--- WHAT THE TASK REQUIRES ---
Filter the listing below, copying every line in which the word "Jimmy" appears.

[Collected data entries]
----------------------------------------

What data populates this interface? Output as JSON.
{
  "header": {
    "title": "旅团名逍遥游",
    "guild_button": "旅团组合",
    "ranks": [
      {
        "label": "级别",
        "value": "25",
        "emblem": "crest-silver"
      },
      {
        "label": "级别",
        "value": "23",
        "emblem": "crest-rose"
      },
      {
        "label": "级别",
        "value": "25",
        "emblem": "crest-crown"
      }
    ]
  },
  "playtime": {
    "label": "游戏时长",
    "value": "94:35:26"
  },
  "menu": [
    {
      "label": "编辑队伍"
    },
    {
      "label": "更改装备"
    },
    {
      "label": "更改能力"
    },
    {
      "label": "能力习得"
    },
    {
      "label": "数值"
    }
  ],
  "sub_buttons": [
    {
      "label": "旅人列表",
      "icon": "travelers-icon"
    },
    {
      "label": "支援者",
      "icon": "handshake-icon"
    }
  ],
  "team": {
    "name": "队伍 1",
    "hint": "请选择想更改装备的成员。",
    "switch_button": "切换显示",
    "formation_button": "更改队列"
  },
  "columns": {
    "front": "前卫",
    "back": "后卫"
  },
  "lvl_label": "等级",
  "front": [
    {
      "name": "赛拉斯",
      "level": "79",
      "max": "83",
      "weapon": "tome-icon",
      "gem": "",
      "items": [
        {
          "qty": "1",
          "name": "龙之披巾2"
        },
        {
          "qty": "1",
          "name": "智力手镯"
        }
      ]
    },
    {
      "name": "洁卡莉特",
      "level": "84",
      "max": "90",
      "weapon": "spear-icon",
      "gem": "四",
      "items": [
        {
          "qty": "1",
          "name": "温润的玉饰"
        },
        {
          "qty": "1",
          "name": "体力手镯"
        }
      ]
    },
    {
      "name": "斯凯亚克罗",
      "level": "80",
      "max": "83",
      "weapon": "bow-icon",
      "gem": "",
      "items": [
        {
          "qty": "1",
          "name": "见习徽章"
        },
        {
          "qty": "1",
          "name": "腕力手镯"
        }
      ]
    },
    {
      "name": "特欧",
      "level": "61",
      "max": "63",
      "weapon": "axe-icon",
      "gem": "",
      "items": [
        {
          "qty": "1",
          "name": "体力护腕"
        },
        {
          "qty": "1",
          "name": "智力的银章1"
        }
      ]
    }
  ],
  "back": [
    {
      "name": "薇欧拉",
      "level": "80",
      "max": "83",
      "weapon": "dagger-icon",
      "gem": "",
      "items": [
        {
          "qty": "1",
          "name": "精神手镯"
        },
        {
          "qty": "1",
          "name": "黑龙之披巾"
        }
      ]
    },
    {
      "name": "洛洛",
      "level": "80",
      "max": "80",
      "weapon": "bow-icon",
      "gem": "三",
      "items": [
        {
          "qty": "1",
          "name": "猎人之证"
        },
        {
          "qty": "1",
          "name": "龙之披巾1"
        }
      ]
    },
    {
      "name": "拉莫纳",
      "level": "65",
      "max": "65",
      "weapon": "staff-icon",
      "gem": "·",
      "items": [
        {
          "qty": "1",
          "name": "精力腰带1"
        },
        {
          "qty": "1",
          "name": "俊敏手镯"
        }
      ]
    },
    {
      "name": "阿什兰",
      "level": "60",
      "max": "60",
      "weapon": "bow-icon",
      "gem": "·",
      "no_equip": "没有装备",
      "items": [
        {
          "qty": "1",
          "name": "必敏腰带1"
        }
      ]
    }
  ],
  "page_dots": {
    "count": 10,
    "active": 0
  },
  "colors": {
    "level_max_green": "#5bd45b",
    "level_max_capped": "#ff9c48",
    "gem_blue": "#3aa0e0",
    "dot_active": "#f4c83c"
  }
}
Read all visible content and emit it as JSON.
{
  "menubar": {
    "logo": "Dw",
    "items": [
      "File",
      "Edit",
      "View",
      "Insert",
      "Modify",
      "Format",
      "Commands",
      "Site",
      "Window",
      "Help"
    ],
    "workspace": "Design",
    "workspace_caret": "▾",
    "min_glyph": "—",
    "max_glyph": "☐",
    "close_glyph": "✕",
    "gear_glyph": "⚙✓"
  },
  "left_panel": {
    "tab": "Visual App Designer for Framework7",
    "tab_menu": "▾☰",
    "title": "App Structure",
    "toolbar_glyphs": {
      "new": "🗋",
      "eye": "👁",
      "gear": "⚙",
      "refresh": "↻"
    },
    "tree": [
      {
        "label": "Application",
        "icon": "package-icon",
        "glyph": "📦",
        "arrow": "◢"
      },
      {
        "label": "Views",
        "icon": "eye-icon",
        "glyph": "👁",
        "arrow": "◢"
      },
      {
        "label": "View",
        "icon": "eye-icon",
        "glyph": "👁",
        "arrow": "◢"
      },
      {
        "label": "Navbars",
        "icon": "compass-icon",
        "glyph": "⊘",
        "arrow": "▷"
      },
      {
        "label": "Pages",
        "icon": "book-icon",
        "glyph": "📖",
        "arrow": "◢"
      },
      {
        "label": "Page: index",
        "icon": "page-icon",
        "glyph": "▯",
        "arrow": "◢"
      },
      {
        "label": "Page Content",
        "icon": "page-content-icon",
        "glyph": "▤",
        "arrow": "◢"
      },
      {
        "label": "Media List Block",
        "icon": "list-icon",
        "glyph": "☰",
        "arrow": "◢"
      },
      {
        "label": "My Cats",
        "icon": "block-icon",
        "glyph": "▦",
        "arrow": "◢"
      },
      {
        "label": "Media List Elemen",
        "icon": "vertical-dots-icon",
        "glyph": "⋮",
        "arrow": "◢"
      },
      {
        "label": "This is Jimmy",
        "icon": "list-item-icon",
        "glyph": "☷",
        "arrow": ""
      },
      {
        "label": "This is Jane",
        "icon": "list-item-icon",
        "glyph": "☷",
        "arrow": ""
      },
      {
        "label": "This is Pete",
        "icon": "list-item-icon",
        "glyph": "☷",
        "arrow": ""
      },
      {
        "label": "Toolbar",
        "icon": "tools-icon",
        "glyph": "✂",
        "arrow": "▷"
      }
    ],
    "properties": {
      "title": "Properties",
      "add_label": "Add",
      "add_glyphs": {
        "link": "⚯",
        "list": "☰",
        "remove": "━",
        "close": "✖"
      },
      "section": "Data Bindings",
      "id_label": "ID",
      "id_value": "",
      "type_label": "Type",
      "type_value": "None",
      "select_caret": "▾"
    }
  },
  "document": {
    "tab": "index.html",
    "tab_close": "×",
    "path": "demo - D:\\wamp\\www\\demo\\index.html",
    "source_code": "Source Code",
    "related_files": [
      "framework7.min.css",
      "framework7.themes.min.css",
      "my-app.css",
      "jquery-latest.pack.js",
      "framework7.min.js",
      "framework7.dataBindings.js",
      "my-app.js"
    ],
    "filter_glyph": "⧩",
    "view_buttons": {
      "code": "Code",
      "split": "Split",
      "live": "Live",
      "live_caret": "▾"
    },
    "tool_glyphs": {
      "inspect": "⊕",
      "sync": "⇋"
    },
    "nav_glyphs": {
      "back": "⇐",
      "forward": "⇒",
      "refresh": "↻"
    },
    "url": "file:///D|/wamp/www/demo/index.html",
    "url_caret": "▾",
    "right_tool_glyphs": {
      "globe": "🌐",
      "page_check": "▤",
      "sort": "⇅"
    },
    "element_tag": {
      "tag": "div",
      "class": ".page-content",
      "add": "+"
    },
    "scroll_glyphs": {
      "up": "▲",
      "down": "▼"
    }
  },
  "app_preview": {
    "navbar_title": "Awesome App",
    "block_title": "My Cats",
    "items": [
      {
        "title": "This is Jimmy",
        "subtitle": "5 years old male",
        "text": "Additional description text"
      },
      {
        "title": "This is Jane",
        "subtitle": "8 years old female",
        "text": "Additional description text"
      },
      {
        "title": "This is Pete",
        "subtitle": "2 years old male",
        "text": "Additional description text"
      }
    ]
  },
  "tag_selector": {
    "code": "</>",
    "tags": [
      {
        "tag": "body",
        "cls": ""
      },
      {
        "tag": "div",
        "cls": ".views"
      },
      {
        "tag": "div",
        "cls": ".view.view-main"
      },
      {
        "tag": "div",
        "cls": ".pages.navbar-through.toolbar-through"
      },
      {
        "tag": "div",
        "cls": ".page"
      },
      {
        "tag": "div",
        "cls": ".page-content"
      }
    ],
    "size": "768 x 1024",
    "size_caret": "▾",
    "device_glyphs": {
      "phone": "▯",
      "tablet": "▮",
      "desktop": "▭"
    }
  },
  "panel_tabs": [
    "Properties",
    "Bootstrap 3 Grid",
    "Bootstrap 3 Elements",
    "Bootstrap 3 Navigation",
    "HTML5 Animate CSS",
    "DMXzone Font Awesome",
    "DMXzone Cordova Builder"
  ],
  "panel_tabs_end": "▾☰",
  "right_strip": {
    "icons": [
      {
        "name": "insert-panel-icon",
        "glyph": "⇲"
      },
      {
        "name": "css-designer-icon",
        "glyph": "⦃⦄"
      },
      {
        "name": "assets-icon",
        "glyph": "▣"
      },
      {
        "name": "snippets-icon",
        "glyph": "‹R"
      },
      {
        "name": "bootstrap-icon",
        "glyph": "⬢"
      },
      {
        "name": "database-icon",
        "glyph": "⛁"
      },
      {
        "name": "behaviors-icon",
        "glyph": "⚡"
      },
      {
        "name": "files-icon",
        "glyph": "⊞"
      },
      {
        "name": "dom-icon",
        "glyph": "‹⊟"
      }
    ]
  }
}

----------------------------------------

--- EXPECTED ANSWER ---
        "label": "This is Jimmy",
        "title": "This is Jimmy",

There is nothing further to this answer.